→ **The exercise**
Copy every line of the data that contains the string "ylabel".

→ **Records for this exercise**
※

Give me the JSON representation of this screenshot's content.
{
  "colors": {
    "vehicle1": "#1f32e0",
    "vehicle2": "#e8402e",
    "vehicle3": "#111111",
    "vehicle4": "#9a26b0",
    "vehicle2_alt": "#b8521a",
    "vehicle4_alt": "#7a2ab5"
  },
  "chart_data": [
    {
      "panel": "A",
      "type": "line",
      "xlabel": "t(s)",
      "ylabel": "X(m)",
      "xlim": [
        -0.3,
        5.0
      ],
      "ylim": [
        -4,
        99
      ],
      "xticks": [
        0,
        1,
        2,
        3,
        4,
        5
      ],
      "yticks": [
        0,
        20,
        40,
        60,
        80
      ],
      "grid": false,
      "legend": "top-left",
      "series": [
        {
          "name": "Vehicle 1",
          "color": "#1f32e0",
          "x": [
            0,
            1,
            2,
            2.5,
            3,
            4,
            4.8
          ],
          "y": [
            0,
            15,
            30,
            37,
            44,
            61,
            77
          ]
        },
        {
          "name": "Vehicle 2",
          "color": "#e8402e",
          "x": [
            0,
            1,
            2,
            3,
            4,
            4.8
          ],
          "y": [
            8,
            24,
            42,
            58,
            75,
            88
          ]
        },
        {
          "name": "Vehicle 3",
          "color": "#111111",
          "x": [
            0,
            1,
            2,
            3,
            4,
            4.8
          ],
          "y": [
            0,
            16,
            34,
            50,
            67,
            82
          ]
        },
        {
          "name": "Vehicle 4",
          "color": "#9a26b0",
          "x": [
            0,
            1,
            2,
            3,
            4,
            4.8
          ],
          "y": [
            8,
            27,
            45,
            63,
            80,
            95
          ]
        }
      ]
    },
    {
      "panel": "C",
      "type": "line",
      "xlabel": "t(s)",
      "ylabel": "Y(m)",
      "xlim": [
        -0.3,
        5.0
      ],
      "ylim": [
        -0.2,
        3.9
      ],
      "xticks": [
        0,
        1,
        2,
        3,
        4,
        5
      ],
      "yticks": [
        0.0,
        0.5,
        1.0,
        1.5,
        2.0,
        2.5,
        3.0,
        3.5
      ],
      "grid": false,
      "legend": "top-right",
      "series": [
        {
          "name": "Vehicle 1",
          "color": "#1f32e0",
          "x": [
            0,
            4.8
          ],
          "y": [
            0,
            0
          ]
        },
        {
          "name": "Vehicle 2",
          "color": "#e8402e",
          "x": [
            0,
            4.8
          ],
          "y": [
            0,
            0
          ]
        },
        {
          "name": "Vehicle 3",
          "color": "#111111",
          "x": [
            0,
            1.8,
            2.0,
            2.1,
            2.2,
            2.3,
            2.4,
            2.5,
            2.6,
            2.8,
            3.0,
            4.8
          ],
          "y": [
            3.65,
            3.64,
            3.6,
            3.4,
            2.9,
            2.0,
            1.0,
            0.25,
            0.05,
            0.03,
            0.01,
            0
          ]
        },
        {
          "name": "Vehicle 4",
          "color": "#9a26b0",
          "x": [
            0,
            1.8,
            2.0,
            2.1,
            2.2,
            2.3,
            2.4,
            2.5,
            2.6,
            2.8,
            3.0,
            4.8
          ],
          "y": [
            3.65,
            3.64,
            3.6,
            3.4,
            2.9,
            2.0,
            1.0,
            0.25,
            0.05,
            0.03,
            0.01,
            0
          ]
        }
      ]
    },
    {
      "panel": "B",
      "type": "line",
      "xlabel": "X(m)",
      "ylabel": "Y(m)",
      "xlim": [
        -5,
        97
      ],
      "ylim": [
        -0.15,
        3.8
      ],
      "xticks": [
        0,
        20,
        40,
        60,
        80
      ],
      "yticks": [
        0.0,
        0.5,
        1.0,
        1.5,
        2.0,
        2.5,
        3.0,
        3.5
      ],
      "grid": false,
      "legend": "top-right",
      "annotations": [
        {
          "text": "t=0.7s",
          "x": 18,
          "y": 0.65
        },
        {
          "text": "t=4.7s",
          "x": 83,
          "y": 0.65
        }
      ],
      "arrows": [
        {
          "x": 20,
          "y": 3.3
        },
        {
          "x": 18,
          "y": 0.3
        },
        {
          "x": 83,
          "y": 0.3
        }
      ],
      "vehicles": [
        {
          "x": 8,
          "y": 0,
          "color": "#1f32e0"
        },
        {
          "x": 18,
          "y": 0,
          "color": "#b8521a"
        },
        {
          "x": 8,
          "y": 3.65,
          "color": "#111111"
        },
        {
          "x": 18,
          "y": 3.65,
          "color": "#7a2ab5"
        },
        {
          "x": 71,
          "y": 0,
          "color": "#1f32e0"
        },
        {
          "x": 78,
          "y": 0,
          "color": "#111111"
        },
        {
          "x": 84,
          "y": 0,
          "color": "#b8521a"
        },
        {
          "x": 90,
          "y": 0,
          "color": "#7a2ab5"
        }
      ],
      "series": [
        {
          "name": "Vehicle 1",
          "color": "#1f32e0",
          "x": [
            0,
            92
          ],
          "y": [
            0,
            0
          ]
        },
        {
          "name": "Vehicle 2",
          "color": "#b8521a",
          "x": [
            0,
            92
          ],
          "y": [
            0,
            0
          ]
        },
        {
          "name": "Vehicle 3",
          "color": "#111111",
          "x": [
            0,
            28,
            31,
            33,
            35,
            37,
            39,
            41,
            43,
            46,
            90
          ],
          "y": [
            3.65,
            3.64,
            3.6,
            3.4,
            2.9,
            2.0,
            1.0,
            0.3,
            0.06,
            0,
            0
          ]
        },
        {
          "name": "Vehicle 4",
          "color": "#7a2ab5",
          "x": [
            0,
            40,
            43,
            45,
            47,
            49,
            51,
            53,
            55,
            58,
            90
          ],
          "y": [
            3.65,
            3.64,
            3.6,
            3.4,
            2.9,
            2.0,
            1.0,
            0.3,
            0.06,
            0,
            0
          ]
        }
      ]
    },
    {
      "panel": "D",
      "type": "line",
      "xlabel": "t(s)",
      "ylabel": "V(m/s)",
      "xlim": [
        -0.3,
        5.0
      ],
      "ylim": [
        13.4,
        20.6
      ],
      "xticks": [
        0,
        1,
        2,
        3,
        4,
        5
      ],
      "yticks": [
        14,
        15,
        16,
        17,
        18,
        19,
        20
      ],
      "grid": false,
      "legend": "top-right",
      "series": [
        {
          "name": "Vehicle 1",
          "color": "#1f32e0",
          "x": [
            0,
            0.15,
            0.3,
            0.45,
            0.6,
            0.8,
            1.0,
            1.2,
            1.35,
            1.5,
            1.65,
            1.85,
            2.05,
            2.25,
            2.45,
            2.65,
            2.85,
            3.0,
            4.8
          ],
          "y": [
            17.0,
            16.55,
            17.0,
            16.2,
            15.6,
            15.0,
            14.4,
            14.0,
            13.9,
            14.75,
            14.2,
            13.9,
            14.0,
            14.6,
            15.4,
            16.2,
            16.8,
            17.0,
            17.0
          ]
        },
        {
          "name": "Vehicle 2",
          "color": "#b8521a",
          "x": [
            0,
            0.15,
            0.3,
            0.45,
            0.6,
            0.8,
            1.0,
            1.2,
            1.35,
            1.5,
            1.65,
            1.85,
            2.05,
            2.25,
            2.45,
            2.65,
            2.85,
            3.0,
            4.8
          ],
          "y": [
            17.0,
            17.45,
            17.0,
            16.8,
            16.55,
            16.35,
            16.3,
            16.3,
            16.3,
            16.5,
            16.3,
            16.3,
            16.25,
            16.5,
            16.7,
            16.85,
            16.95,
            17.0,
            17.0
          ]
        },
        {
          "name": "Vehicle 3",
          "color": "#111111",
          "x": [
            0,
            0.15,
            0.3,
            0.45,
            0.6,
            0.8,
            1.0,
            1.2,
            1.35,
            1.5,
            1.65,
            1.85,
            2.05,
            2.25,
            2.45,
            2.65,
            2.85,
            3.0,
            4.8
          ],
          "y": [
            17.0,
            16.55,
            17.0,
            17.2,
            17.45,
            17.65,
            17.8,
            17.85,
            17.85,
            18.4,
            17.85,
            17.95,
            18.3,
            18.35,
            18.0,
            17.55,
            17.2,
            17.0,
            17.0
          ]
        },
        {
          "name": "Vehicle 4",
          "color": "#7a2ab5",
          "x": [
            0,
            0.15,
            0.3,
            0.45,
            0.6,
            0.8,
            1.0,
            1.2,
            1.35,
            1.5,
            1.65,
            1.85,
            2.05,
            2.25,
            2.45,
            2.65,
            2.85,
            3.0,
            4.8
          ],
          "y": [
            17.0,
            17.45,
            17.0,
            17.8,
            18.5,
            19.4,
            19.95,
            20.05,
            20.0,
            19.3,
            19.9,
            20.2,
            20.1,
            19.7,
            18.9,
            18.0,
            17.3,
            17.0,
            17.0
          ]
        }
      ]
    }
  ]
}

※

→ **Written solution**
      "ylabel": "X(m)",
      "ylabel": "Y(m)",
      "ylabel": "Y(m)",
      "ylabel": "V(m/s)",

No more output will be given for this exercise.